— WHAT YOU NEED TO DO —
Copy out every line in which the string "Length" occurs.

## Begin DATASET RECORDS

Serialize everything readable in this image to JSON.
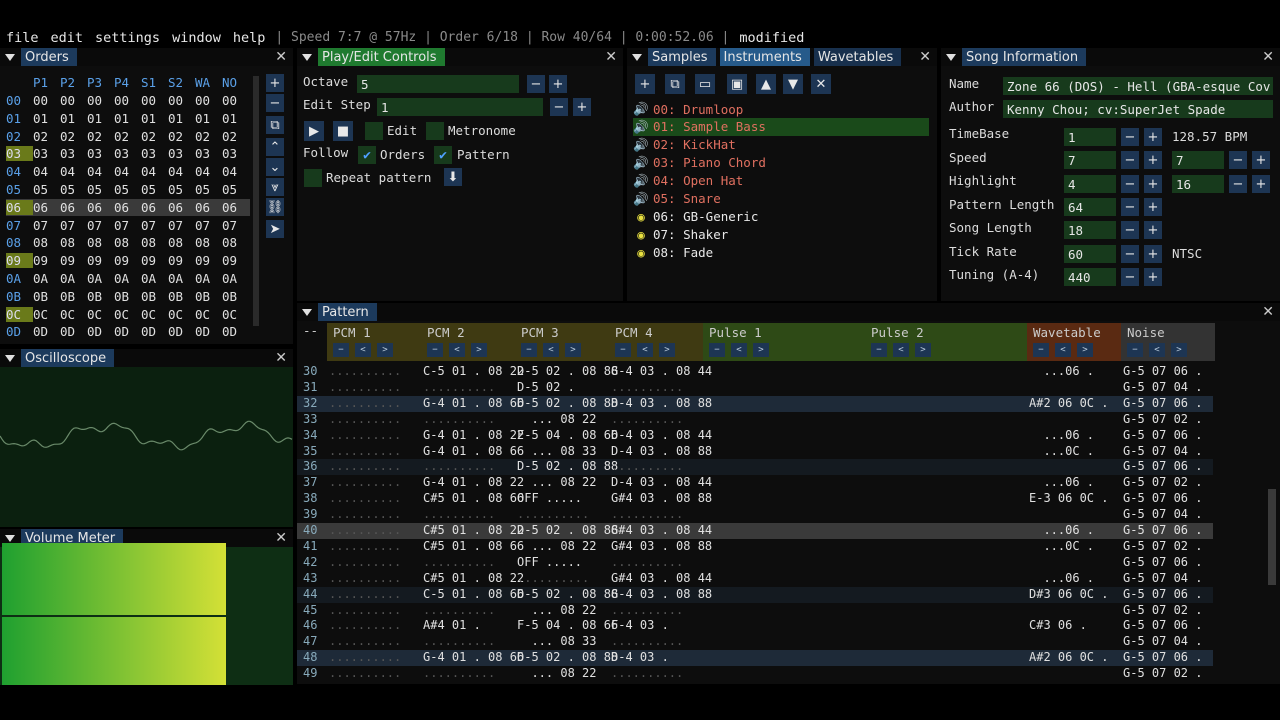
{
  "menu": {
    "items": [
      "file",
      "edit",
      "settings",
      "window",
      "help"
    ],
    "status": "| Speed 7:7 @ 57Hz | Order 6/18 | Row 40/64 | 0:00:52.06 |",
    "modified": "modified"
  },
  "orders": {
    "title": "Orders",
    "headers": [
      "P1",
      "P2",
      "P3",
      "P4",
      "S1",
      "S2",
      "WA",
      "NO"
    ],
    "rows": [
      "00",
      "01",
      "02",
      "03",
      "04",
      "05",
      "06",
      "07",
      "08",
      "09",
      "0A",
      "0B",
      "0C",
      "0D"
    ]
  },
  "playctl": {
    "title": "Play/Edit Controls",
    "octave_label": "Octave",
    "octave": "5",
    "step_label": "Edit Step",
    "step": "1",
    "edit": "Edit",
    "metronome": "Metronome",
    "follow": "Follow",
    "orders": "Orders",
    "pattern": "Pattern",
    "repeat": "Repeat pattern"
  },
  "samples": {
    "tabs": [
      "Samples",
      "Instruments",
      "Wavetables"
    ],
    "list": [
      {
        "name": "00: Drumloop",
        "kind": "pcm"
      },
      {
        "name": "01: Sample Bass",
        "kind": "pcm"
      },
      {
        "name": "02: KickHat",
        "kind": "pcm"
      },
      {
        "name": "03: Piano Chord",
        "kind": "pcm"
      },
      {
        "name": "04: Open Hat",
        "kind": "pcm"
      },
      {
        "name": "05: Snare",
        "kind": "pcm"
      },
      {
        "name": "06: GB-Generic",
        "kind": "gb"
      },
      {
        "name": "07: Shaker",
        "kind": "gb"
      },
      {
        "name": "08: Fade",
        "kind": "gb"
      }
    ]
  },
  "song": {
    "title": "Song Information",
    "name_label": "Name",
    "name": "Zone 66 (DOS) - Hell (GBA-esque Cov",
    "author_label": "Author",
    "author": "Kenny Chou; cv:SuperJet Spade",
    "timebase_label": "TimeBase",
    "timebase": "1",
    "bpm": "128.57 BPM",
    "speed_label": "Speed",
    "speed1": "7",
    "speed2": "7",
    "highlight_label": "Highlight",
    "hl1": "4",
    "hl2": "16",
    "patlen_label": "Pattern Length",
    "patlen": "64",
    "songlen_label": "Song Length",
    "songlen": "18",
    "tick_label": "Tick Rate",
    "tick": "60",
    "ntsc": "NTSC",
    "tuning_label": "Tuning (A-4)",
    "tuning": "440"
  },
  "osc": {
    "title": "Oscilloscope"
  },
  "vol": {
    "title": "Volume Meter",
    "level": 0.95
  },
  "pattern": {
    "title": "Pattern",
    "corner": "--",
    "channels": [
      "PCM 1",
      "PCM 2",
      "PCM 3",
      "PCM 4",
      "Pulse 1",
      "Pulse 2",
      "Wavetable",
      "Noise"
    ],
    "colors": {
      "pcm": "#3f3a12",
      "pulse": "#2e4a16",
      "wave": "#5a2a12",
      "noise": "#333"
    },
    "rows": [
      {
        "n": "30",
        "c": [
          "..........",
          "C-5 01 . 08 22",
          "D-5 02 . 08 88",
          "G-4 03 . 08 44",
          "",
          "",
          "  ...06 .",
          "G-5 07 06 ."
        ]
      },
      {
        "n": "31",
        "c": [
          "..........",
          "..........",
          "D-5 02 .",
          "..........",
          "",
          "",
          "",
          "G-5 07 04 ."
        ]
      },
      {
        "n": "32",
        "c": [
          "..........",
          "G-4 01 . 08 66",
          "D-5 02 . 08 88",
          "D-4 03 . 08 88",
          "",
          "",
          "A#2 06 0C .",
          "G-5 07 06 ."
        ]
      },
      {
        "n": "33",
        "c": [
          "..........",
          "..........",
          "  ... 08 22",
          "..........",
          "",
          "",
          "",
          "G-5 07 02 ."
        ]
      },
      {
        "n": "34",
        "c": [
          "..........",
          "G-4 01 . 08 22",
          "F-5 04 . 08 66",
          "D-4 03 . 08 44",
          "",
          "",
          "  ...06 .",
          "G-5 07 06 ."
        ]
      },
      {
        "n": "35",
        "c": [
          "..........",
          "G-4 01 . 08 66",
          "  ... 08 33",
          "D-4 03 . 08 88",
          "",
          "",
          "  ...0C .",
          "G-5 07 04 ."
        ]
      },
      {
        "n": "36",
        "c": [
          "..........",
          "..........",
          "D-5 02 . 08 88",
          "..........",
          "",
          "",
          "",
          "G-5 07 06 ."
        ]
      },
      {
        "n": "37",
        "c": [
          "..........",
          "G-4 01 . 08 22",
          "  ... 08 22",
          "D-4 03 . 08 44",
          "",
          "",
          "  ...06 .",
          "G-5 07 02 ."
        ]
      },
      {
        "n": "38",
        "c": [
          "..........",
          "C#5 01 . 08 66",
          "OFF .....",
          "G#4 03 . 08 88",
          "",
          "",
          "E-3 06 0C .",
          "G-5 07 06 ."
        ]
      },
      {
        "n": "39",
        "c": [
          "..........",
          "..........",
          "..........",
          "..........",
          "",
          "",
          "",
          "G-5 07 04 ."
        ]
      },
      {
        "n": "40",
        "c": [
          "..........",
          "C#5 01 . 08 22",
          "D-5 02 . 08 88",
          "G#4 03 . 08 44",
          "",
          "",
          "  ...06 .",
          "G-5 07 06 ."
        ]
      },
      {
        "n": "41",
        "c": [
          "..........",
          "C#5 01 . 08 66",
          "  ... 08 22",
          "G#4 03 . 08 88",
          "",
          "",
          "  ...0C .",
          "G-5 07 02 ."
        ]
      },
      {
        "n": "42",
        "c": [
          "..........",
          "..........",
          "OFF .....",
          "..........",
          "",
          "",
          "",
          "G-5 07 06 ."
        ]
      },
      {
        "n": "43",
        "c": [
          "..........",
          "C#5 01 . 08 22",
          "..........",
          "G#4 03 . 08 44",
          "",
          "",
          "  ...06 .",
          "G-5 07 04 ."
        ]
      },
      {
        "n": "44",
        "c": [
          "..........",
          "C-5 01 . 08 66",
          "D-5 02 . 08 88",
          "G-4 03 . 08 88",
          "",
          "",
          "D#3 06 0C .",
          "G-5 07 06 ."
        ]
      },
      {
        "n": "45",
        "c": [
          "..........",
          "..........",
          "  ... 08 22",
          "..........",
          "",
          "",
          "",
          "G-5 07 02 ."
        ]
      },
      {
        "n": "46",
        "c": [
          "..........",
          "A#4 01 .",
          "F-5 04 . 08 66",
          "F-4 03 .",
          "",
          "",
          "C#3 06 .",
          "G-5 07 06 ."
        ]
      },
      {
        "n": "47",
        "c": [
          "..........",
          "..........",
          "  ... 08 33",
          "..........",
          "",
          "",
          "",
          "G-5 07 04 ."
        ]
      },
      {
        "n": "48",
        "c": [
          "..........",
          "G-4 01 . 08 66",
          "D-5 02 . 08 88",
          "D-4 03 .",
          "",
          "",
          "A#2 06 0C .",
          "G-5 07 06 ."
        ]
      },
      {
        "n": "49",
        "c": [
          "..........",
          "..........",
          "  ... 08 22",
          "..........",
          "",
          "",
          "",
          "G-5 07 02 ."
        ]
      }
    ]
  }
}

## End DATASET RECORDS

— FINISHED TASK —
    "patlen_label": "Pattern Length",
    "songlen_label": "Song Length",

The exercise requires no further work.